These quoted passages do not embody all of the occurrences of this kind upon the trial but they are fair samples of the others and illustrate sufficiently the conduct of counsel.
In our opinion the learned trial court chose apt and vigorous words to characterize the conduct. His admonitions to counsel were sound and should have been regarded. His instructions to the jury were well and properly given. He did every thing to protect the interests of the litigants short of declaring a mistrial. He expressed his impression that he should also have done that. We agree with him that in view of the serious character of the repeated breaches of the rules, the defendant’s motion that a mistrial be declared ought to have been granted. (Zukas v. Lehigh Valley Coal Co., 187 App. Div. 315, 319.)
The rule allowing counsel when addressing the jury the widest latitude in discussing the evidence and presenting the client’s theories falls far short of authorizing the statement by counsel of matter not in evidence, or indulging in argument founded on no proof, or demanding verdicts for purposes other than the just settlement of the matters at issue between the litigants or appealing to prejudice or passion. The rule confining counsel to legitimate *791argument is not based on etiquette but on justice. Its violation is not merely an overstepping of the bounds of propriety but a violation of a party’s rights. The jurors must determine the issues upon the evidence. Counsel’s address should help them to do this, not tend to lead them astray. (Cattano v. Metropolitan Street R. Co., 173 N. Y. 565.) The law is so insistent that misleading prejudicial matter shall not be allowed to enter jurors’ minds that under certain circumstances the asking of an incompetent question for an ulterior purpose, even though the question be not answered, will justify the setting aside of a verdict. (Cosselmon v. Dunfee, 172 N. Y. 507.) Breaches of the rule limiting counsel to a discussion of the evidence have become all too frequent of late. It is time that the bar should realize that when counsel in a close case resort to such practices to win a verdict, they imperil the very verdict which they thus seek. (Graham v. Graham, 142 App. Div. 131; National Supply Co. v. Jebb, Id. 256; Harris v. Eakins, 201 id. 257; Loughlin v. Brassil, 187 N. Y. 128; Simpson v. Foundation Co., 201 id. 479; Dimon v. N. Y. C. & H. R. R. R. Co., 173 id. 356; Cox v. Continental Insurance Co., 119 App. Div. 682; Williams v. B. E. R. R. Co., 126 N. Y. 96.)

=======

### Activity 1
Can you summarize the passage on counsel's conduct before the jury in two sentences?
### Activity 2
Pick up the passage on counsel's conduct before the jury after its last sentence and carry it on.
The listing after this point is separate from the passage on counsel's conduct before the jury.

### Dataset
=======

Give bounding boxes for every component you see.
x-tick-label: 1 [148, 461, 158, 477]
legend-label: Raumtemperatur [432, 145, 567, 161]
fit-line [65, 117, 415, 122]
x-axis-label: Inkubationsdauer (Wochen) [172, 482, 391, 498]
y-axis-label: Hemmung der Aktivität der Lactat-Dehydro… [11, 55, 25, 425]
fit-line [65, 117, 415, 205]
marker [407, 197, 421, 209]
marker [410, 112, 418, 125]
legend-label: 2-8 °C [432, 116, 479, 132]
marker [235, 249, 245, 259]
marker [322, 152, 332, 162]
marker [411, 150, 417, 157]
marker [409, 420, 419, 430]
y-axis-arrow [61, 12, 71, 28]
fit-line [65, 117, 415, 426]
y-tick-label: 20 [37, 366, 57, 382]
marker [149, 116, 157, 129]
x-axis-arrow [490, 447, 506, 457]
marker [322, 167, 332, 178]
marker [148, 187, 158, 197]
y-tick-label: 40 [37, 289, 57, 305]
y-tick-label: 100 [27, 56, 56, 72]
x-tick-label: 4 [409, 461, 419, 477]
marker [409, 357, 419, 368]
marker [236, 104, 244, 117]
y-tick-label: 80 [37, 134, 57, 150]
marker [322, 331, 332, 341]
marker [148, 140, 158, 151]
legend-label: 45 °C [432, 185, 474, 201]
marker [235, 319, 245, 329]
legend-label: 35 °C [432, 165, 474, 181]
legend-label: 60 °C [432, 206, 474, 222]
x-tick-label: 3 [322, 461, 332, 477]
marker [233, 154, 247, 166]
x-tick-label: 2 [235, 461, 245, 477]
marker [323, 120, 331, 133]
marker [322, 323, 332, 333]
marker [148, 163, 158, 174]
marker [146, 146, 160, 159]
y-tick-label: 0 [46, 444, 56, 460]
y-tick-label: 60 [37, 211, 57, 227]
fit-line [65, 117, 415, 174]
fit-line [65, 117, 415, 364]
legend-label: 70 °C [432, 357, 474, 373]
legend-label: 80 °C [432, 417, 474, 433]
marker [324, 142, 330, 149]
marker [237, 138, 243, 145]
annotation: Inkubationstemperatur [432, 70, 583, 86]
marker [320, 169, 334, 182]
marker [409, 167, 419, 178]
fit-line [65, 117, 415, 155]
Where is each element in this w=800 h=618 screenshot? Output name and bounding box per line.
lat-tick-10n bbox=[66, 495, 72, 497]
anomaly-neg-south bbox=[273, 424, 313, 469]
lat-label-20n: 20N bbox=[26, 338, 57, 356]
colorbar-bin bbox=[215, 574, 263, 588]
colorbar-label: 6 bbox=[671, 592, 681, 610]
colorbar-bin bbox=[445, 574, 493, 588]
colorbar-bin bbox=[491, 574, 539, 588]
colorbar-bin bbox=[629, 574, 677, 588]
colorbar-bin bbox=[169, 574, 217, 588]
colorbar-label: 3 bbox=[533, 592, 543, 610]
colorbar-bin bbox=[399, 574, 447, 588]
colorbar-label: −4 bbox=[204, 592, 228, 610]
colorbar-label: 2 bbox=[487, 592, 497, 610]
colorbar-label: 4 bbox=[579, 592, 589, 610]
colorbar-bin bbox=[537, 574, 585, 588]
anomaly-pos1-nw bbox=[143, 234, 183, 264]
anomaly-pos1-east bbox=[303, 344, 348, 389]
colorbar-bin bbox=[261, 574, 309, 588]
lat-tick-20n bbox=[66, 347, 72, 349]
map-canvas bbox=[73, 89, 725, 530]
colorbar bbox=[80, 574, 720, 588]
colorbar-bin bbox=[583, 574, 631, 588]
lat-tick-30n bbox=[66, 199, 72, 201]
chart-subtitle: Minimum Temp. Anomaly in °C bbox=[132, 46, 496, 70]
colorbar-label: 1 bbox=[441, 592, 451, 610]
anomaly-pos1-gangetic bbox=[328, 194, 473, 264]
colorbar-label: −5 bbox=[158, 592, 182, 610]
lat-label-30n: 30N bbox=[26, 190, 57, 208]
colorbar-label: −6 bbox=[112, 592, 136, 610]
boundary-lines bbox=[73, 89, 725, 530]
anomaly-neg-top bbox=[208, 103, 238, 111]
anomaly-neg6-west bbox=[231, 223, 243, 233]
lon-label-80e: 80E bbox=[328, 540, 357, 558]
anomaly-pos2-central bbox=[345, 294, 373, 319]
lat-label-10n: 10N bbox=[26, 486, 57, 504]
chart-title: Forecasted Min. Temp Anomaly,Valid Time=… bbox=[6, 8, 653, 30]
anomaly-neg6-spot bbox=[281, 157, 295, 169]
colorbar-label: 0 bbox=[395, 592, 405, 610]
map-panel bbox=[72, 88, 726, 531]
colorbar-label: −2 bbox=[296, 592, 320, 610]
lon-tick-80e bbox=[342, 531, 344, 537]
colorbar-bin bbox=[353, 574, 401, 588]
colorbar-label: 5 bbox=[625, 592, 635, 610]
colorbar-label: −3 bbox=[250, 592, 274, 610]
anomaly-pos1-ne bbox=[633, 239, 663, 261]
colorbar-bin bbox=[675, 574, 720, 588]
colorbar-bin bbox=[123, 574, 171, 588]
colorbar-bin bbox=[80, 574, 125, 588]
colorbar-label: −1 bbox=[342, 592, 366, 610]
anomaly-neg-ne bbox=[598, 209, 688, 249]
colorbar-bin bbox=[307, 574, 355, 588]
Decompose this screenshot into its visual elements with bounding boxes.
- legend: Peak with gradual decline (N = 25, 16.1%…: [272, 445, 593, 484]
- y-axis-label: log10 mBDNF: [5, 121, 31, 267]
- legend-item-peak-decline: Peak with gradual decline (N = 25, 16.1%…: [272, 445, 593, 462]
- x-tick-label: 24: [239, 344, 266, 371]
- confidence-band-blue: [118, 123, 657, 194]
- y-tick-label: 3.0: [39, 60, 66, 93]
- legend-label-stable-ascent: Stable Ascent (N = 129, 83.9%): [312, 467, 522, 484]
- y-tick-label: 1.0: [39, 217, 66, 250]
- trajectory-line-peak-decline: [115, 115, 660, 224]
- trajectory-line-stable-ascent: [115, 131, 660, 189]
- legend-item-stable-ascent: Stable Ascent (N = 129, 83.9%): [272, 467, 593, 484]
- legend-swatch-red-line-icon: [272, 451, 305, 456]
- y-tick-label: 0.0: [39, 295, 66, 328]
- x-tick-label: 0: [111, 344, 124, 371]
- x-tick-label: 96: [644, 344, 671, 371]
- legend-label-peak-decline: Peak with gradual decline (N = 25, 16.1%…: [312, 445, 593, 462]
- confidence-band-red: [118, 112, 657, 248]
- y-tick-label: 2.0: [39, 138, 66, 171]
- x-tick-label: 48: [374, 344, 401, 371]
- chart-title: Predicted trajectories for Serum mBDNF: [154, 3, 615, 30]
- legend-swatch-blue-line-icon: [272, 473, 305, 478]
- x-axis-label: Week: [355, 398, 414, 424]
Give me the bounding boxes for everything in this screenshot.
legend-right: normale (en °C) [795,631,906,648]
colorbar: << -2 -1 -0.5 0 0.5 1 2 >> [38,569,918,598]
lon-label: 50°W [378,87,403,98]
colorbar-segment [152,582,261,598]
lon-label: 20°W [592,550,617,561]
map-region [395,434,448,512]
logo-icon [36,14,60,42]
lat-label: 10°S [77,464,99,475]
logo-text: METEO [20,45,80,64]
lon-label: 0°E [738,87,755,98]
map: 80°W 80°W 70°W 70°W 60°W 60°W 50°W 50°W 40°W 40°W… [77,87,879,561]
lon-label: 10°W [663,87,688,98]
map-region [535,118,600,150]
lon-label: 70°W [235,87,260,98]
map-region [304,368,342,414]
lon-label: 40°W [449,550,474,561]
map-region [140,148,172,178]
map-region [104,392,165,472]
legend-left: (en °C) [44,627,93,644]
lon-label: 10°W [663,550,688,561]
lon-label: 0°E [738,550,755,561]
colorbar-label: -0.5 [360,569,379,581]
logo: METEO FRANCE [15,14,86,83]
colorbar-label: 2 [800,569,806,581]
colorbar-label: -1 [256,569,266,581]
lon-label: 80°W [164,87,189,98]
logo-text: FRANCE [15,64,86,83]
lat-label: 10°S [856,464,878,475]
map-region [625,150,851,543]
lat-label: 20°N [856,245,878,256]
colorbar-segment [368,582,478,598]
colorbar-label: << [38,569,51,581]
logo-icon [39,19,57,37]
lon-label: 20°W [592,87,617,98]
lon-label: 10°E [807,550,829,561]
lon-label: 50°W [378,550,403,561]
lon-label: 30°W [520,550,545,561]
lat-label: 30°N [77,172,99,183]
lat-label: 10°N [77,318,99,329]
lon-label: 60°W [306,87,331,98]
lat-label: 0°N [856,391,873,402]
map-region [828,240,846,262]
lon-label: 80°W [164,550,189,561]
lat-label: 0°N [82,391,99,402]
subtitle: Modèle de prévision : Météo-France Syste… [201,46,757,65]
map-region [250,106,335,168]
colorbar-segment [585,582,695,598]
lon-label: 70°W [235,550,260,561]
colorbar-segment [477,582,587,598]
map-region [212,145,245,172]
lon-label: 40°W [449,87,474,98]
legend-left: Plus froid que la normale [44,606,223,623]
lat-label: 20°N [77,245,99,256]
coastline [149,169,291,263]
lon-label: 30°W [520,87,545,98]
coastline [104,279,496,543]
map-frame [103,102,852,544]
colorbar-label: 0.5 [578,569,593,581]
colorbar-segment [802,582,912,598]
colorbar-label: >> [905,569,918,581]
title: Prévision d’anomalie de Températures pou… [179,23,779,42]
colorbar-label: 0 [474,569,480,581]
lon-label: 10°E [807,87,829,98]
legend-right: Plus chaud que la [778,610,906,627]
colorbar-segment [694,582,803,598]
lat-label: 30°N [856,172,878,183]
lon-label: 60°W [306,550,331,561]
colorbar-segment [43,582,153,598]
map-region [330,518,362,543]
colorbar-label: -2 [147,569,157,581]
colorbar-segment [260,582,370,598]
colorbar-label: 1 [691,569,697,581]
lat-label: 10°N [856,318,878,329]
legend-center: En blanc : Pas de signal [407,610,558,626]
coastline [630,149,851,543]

=======

### Answer area 1
The court agrees with the trial judge that, given counsel's repeated and serious breaches of the rules, the defendant's motion for a mistrial should have been granted. It holds that counsel's wide latitude in addressing the jury does not permit stating matter not in evidence or appealing to prejudice or passion, and it warns that counsel who resort to such practices in a close case imperil the very verdict they seek.

### Answer area 2
The misconduct was repeated. It cannot be deemed inadvertent or harmless.
The judgment and order should be reversed upon the facts and a new trial granted, with costs to the appellant to abide the event.
All concur. »
Judgment and order reversed and new trial granted, with costs to appellant to abide event. The said reversal and granting of a new trial are ordered for errors of fact and as a matter of discretion, justice requiring a new trial.